The task - Give only the number of lines in the data that contain the word "Rechercher".
START Dataset entries
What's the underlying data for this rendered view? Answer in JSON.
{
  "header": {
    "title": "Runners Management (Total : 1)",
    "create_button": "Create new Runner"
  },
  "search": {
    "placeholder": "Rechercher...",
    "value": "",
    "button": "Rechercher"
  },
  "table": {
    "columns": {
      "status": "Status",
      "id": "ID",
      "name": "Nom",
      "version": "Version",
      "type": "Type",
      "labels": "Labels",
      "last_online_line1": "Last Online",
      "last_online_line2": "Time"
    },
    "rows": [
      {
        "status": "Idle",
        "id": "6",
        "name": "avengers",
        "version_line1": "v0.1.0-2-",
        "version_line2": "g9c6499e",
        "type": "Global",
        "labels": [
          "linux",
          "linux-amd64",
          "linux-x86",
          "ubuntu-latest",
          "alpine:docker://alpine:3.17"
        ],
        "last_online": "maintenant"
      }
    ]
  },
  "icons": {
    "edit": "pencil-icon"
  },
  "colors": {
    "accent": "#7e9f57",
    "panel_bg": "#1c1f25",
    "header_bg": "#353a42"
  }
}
END Dataset entries
Response to this exercise - 2